## Things to do:
a: Repeat the part of the correlation passage that opens with the words containing "# Calculate the product" and closes with "spd / (n-1)".
b: List every R function that is called in the code of the correlation passage.

## Reading passage:

────────────────────────────────────────

Mathematically, the correlation coefficient is the covariance between two variables scaled by their standard deviations. The covariance of two variables is the degree to which a deviation from the mean in one variable corresponds to the deviation from the mean in the other variable. In the formula for the covariance (below), we see that the products of the deviations are summed over all observed pairs and then divided by the number of pairs to give us the average product of deviations from the means.

\[ \operatorname{cov}(x, y) = \frac{\sum_{i=1}^n(x_{i}-\bar{x})(y_{i}-\bar{y})}{n-1} \]

When we have the covariance, we have a number that, when positive, indicates a positive association; when \(x_i\) is high, so is \(y_i\). If the covariance is negative, it indicates a negative association; for higher-than-average values of \(x_i\), \(y_i\) will tend to be lower than average. The covariance is “normalized” by dividing by the product of the standard deviations (\(s(x)s(y)\)), giving us the correlation coefficient (cor, or \(r\)), which is bounded between -1 and 1. This all works out because dividing by the products of the standard deviations puts both measures on the same scale.

\[ \operatorname{cor}(x, y) = \frac{\operatorname{cov}(x, y)}{s(x)s(y)} \]

This type of correlation is known as the Product-Moment Correlation Coefficient, also referred to as Pearson’s correlation coefficient or by its symbol \(r\), which represents a correlation calculated from a sample of data. An alternative to Pearson’s \(r\) is Spearman’s correlation coefficient, which can be calculated using the same formula, but after transforming the data to ranks. The Spearman alternative is practical when the data are not normally distributed. This can cause over- or underestimation of an association using the Pearson approach. Similarly, Kendal’s correlation coefficient is robust to non-normal data patterns as it is calculated based on ranks. All three alternatives are available in R and JASP for measuring the association between two numerical variables.

Calculating the correlation coefficient by hand, in R

## Copy and run the code in your own session

# Set seed makes random number generation 
# reproducible
set.seed(2)

# Generate n number of observations
n <- 10

# Create two correlated variables
y1 <- rnorm(n)
y2 <- 0.6*y1 + rnorm(n,0, 0.2)

# A simple plot
plot(y1, y2)


# Calculate the product of deviations
pd1 <- y1 - mean(y1)
pd2 <- y2 - mean(y2)

# The sum of the products of deviations
spd <- sum(pd1 * pd2)

# Calculate the covariance
cov_yy <- spd / (n-1)

# Compare to the built in function
cov(y1, y2)

────────────────────────────────────────

## Raw records:
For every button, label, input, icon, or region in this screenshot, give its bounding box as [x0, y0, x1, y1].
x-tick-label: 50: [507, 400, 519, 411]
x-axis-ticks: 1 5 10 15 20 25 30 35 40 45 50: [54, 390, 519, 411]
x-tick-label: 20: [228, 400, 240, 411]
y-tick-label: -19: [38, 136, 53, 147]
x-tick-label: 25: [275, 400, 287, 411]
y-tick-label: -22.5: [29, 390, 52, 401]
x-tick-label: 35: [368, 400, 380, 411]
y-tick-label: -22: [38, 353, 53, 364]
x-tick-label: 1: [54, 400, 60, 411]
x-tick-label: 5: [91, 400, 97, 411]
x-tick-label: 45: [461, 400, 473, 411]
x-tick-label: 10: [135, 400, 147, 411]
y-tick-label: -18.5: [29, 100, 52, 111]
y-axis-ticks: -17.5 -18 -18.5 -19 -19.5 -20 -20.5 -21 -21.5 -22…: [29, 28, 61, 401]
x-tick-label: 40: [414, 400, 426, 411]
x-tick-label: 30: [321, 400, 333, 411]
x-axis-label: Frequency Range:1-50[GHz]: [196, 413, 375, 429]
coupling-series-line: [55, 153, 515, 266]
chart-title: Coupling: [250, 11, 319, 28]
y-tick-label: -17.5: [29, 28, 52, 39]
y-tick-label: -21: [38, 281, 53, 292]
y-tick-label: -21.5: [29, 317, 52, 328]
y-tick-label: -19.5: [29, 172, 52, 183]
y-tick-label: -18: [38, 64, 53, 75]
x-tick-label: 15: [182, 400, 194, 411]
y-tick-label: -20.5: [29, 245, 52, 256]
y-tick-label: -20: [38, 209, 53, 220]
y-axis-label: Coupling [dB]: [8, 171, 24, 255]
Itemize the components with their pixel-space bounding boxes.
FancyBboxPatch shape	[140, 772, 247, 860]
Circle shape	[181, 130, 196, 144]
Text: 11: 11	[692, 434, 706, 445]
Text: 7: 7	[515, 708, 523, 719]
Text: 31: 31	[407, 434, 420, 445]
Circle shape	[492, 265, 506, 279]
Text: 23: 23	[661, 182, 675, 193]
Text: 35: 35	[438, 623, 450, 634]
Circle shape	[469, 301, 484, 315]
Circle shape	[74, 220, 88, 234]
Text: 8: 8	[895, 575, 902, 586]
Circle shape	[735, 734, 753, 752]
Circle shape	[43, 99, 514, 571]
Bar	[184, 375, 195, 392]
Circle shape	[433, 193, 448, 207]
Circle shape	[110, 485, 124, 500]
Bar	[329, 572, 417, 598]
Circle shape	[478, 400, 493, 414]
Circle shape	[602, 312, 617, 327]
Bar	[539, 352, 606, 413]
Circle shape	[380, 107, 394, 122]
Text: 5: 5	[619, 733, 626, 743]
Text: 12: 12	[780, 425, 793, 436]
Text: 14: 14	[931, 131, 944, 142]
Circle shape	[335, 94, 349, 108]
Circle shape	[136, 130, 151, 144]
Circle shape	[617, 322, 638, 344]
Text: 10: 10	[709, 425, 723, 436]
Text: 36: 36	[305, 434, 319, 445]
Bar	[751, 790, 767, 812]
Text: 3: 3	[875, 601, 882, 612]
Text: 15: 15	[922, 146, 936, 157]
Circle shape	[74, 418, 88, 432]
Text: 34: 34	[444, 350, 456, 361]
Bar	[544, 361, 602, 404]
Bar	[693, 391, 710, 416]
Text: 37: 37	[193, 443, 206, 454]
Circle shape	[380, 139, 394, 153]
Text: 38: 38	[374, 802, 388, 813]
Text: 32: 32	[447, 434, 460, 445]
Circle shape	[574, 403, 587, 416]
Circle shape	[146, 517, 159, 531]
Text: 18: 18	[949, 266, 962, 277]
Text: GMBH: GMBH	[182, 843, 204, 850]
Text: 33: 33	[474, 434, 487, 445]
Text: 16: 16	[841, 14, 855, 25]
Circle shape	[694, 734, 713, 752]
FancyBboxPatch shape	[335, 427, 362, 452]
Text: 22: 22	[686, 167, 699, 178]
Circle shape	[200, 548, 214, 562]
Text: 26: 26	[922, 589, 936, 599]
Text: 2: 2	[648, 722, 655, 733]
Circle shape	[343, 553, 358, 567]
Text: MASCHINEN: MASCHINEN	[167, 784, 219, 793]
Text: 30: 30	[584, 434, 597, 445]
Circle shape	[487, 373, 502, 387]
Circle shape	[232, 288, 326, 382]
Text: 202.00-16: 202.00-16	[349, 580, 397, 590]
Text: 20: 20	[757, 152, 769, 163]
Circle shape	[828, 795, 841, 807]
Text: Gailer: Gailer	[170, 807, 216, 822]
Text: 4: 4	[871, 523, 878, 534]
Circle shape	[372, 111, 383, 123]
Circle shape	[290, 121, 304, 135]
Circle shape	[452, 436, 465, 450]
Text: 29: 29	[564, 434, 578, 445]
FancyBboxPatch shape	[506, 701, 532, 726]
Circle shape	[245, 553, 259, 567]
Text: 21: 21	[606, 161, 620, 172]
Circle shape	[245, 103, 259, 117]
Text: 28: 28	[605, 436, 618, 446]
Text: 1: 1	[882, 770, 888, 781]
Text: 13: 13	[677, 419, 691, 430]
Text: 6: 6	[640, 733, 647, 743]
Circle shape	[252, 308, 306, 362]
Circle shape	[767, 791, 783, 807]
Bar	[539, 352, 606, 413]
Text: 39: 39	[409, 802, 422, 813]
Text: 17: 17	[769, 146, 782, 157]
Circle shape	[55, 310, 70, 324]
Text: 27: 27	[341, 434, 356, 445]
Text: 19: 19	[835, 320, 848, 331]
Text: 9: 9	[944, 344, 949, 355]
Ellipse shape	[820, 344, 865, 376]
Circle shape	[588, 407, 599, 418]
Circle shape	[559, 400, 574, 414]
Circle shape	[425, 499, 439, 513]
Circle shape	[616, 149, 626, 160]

────────────────────────────────────────

## Solutions in order:
a:
# Calculate the product of deviations
pd1 <- y1 - mean(y1)
pd2 <- y2 - mean(y2)

# The sum of the products of deviations
spd <- sum(pd1 * pd2)

# Calculate the covariance
cov_yy <- spd / (n-1)

b: set.seed, rnorm, plot, mean, sum, cov